§ **What is expected**: Copy every line of the entries that includes the word "ONLY".

——

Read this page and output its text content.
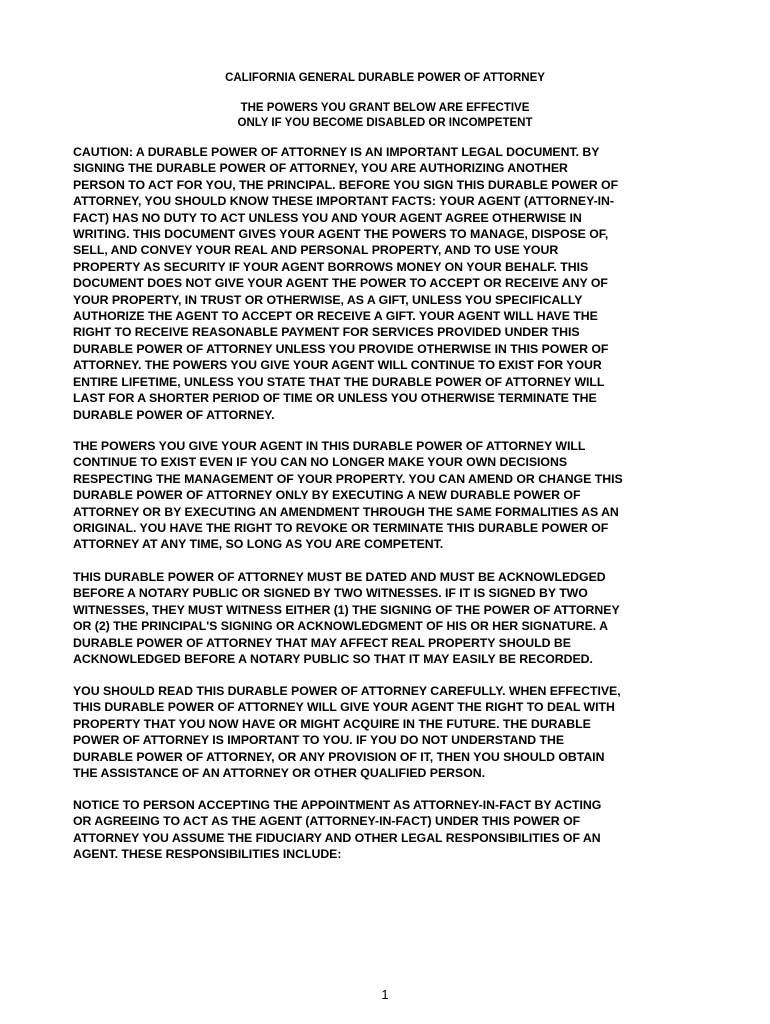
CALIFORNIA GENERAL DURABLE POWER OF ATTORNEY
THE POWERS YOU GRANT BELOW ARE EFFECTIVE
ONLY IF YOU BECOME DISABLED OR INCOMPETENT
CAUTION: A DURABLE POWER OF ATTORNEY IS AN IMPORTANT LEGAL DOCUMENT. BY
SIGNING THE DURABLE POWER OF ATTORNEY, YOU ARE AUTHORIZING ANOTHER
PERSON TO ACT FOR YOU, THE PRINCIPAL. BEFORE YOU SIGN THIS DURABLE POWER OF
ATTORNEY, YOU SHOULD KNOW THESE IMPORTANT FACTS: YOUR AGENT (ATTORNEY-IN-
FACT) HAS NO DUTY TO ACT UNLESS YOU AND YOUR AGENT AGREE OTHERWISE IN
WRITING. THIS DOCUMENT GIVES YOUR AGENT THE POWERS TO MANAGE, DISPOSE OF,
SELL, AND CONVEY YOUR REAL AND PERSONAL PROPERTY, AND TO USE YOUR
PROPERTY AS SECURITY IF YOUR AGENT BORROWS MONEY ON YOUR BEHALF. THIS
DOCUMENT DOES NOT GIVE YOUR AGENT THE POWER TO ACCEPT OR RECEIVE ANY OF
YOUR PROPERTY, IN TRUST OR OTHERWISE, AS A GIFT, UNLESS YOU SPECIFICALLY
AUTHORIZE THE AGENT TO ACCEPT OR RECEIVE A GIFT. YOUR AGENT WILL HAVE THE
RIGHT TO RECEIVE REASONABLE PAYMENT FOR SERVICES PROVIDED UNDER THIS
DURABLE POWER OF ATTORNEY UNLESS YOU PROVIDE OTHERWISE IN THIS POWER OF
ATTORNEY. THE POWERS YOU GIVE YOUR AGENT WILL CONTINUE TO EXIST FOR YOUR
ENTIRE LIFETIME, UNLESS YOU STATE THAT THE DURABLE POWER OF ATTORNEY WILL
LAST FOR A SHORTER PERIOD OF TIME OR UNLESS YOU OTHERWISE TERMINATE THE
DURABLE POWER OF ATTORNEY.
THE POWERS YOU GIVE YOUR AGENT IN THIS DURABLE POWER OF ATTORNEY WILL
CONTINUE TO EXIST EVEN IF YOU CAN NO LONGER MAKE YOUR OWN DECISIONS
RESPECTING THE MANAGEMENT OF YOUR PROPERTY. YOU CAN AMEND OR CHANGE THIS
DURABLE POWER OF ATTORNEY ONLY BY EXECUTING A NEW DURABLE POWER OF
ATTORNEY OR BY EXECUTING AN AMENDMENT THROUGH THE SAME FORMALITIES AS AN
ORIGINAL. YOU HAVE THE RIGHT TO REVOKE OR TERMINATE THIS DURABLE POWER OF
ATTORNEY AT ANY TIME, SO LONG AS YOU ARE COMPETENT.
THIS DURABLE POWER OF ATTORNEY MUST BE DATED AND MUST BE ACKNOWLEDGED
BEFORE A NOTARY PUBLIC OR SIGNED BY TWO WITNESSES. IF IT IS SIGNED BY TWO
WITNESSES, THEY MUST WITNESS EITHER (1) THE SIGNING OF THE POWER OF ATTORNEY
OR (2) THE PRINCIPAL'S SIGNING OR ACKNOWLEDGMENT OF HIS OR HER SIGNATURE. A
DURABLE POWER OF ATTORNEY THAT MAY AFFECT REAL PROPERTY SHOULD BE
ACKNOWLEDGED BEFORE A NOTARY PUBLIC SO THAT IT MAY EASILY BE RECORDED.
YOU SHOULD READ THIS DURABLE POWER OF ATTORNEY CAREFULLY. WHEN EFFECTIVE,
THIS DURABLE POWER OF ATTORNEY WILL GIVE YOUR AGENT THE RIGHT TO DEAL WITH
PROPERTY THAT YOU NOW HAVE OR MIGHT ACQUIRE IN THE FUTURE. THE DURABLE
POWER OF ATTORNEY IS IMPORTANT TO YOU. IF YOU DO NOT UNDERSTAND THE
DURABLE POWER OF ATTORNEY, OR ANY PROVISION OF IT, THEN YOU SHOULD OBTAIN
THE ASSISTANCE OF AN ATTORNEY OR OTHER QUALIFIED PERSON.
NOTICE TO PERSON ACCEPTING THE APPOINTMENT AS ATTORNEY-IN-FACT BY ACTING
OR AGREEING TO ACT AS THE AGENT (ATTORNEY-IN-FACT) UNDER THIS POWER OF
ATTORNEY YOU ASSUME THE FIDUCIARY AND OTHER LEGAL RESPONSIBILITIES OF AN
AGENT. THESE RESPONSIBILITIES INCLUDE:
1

——

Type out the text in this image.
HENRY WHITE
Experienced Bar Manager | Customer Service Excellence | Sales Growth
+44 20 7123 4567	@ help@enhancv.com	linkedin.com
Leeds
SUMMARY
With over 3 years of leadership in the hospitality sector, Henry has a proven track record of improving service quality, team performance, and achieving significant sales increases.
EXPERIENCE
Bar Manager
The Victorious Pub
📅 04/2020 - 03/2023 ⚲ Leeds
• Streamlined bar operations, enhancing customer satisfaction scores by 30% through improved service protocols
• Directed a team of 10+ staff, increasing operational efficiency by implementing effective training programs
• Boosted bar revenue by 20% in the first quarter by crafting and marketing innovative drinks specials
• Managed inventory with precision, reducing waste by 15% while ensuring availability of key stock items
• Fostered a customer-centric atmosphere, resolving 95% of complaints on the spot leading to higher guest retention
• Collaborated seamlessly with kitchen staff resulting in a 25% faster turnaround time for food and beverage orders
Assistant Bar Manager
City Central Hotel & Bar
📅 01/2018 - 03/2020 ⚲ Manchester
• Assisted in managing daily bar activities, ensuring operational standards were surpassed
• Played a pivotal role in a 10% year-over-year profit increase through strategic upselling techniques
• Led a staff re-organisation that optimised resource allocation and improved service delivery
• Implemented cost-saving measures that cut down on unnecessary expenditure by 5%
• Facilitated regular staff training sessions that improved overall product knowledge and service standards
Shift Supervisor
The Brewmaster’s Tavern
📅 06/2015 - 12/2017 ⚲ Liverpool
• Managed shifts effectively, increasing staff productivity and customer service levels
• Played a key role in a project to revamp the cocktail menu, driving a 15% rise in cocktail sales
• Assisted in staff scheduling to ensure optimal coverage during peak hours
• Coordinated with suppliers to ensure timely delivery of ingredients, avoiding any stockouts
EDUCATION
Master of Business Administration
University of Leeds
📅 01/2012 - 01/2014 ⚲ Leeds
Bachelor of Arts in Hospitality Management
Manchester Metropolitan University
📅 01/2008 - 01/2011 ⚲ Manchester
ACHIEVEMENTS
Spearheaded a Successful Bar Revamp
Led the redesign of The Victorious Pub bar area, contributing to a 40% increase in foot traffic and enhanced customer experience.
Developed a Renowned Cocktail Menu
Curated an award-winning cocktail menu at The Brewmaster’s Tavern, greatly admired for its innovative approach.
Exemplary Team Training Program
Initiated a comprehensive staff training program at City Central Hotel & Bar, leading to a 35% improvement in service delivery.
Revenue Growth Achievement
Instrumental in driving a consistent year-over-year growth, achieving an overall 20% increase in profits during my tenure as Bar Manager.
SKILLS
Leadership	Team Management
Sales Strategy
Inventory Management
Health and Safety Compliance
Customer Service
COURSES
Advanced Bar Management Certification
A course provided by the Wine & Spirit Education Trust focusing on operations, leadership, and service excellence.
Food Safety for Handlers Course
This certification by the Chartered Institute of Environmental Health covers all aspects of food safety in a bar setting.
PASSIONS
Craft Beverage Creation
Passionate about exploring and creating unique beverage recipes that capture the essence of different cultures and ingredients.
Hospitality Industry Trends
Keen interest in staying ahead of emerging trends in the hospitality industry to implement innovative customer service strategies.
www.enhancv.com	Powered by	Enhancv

——

§ **The response**:
ONLY IF YOU BECOME DISABLED OR INCOMPETENT
DURABLE POWER OF ATTORNEY ONLY BY EXECUTING A NEW DURABLE POWER OF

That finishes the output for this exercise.